**MATERIAL PROVIDED**

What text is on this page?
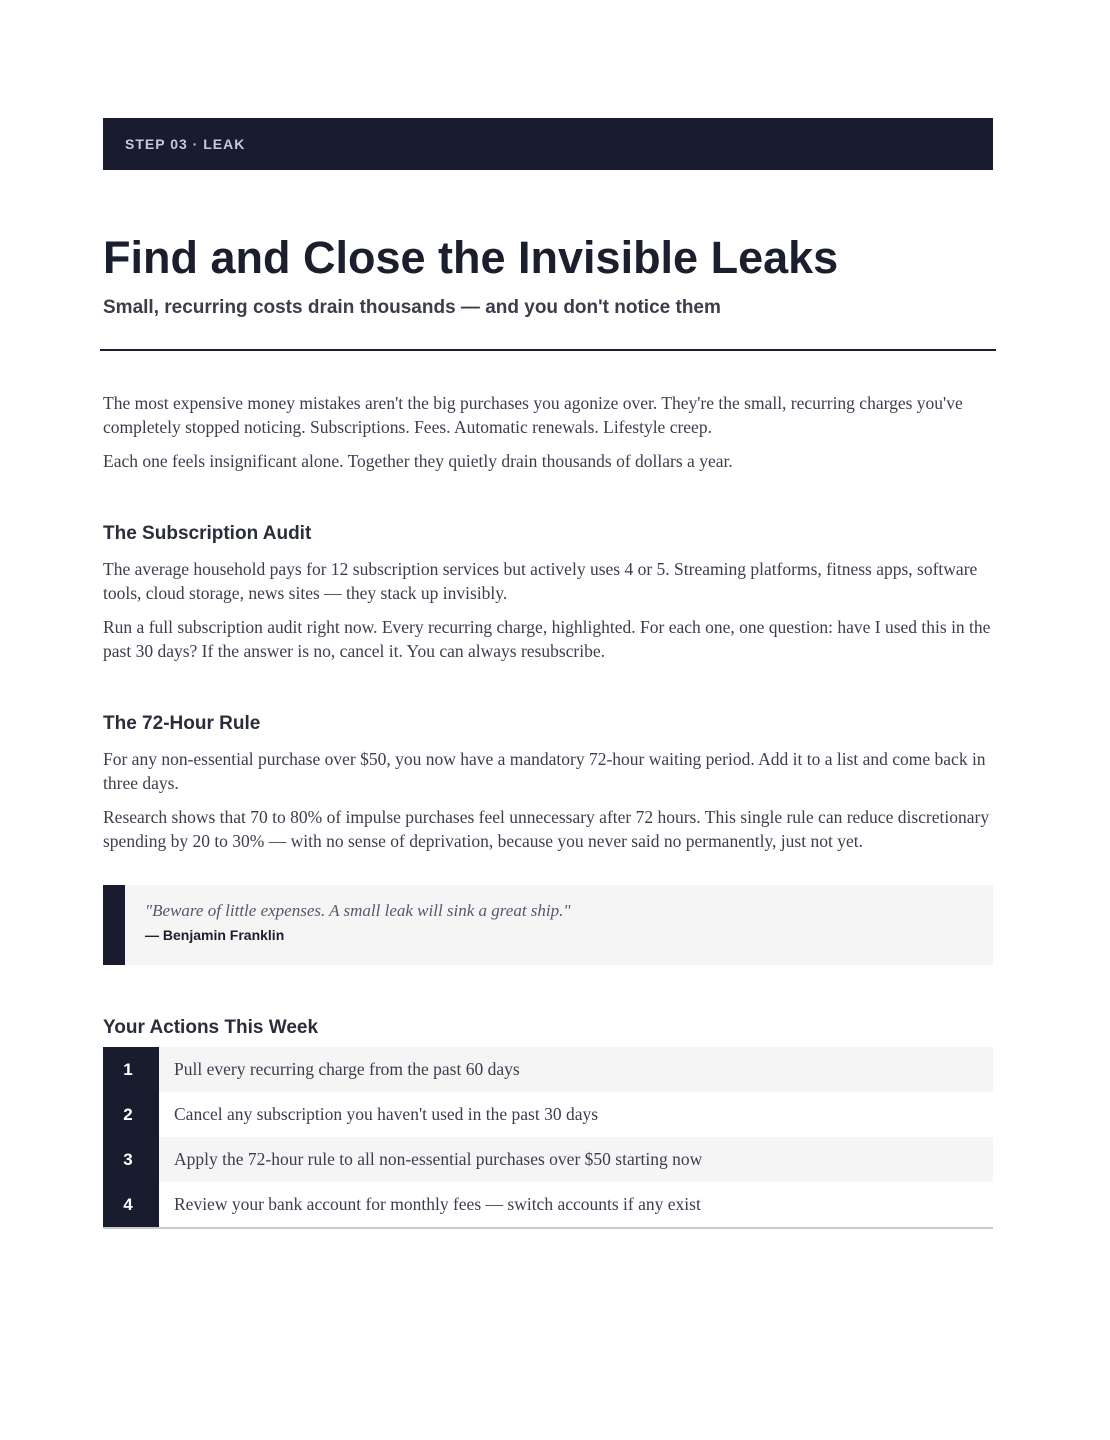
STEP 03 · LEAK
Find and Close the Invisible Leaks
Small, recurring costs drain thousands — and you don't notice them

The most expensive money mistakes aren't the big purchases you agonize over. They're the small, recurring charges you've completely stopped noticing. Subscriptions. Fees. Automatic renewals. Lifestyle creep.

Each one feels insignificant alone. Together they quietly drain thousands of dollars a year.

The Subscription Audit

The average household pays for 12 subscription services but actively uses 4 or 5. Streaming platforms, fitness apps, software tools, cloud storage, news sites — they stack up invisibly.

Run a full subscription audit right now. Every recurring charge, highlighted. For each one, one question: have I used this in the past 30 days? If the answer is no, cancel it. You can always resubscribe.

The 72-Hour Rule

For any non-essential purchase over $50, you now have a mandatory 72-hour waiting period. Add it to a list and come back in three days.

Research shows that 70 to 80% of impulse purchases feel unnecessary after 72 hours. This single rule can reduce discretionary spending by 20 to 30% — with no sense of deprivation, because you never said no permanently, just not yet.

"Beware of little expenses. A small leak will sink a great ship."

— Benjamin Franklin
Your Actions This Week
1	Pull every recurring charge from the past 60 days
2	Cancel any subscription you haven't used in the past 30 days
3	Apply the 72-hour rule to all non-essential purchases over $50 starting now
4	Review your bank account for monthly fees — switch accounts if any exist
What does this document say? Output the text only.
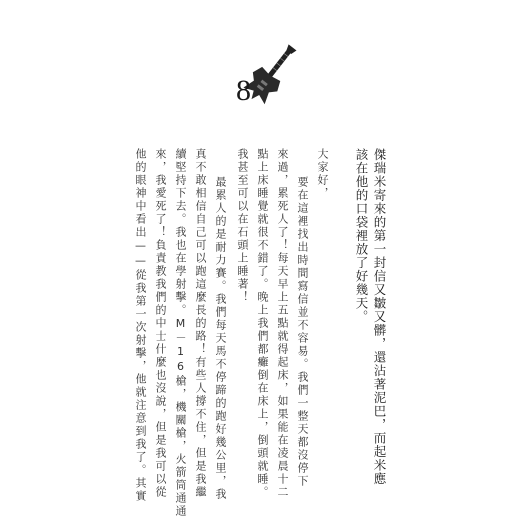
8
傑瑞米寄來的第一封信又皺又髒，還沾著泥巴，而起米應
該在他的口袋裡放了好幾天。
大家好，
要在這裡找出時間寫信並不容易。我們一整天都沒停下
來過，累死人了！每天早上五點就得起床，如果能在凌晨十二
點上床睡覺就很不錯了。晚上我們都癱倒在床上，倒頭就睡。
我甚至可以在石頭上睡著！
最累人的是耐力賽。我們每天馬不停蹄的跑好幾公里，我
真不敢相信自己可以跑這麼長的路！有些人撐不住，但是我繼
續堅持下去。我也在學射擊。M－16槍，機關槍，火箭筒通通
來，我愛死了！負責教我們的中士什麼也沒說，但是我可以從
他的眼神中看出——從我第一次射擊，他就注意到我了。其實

**EXERCISE INSTRUCTIONS**
Skip the pictures and retype exactly the lines from the one that contains "What does this" to the last line of the records.

**THE COMPLETED TASK**
What does this document say? Output the text only.
8
傑瑞米寄來的第一封信又皺又髒，還沾著泥巴，而起米應
該在他的口袋裡放了好幾天。
大家好，
要在這裡找出時間寫信並不容易。我們一整天都沒停下
來過，累死人了！每天早上五點就得起床，如果能在凌晨十二
點上床睡覺就很不錯了。晚上我們都癱倒在床上，倒頭就睡。
我甚至可以在石頭上睡著！
最累人的是耐力賽。我們每天馬不停蹄的跑好幾公里，我
真不敢相信自己可以跑這麼長的路！有些人撐不住，但是我繼
續堅持下去。我也在學射擊。M－16槍，機關槍，火箭筒通通
來，我愛死了！負責教我們的中士什麼也沒說，但是我可以從
他的眼神中看出——從我第一次射擊，他就注意到我了。其實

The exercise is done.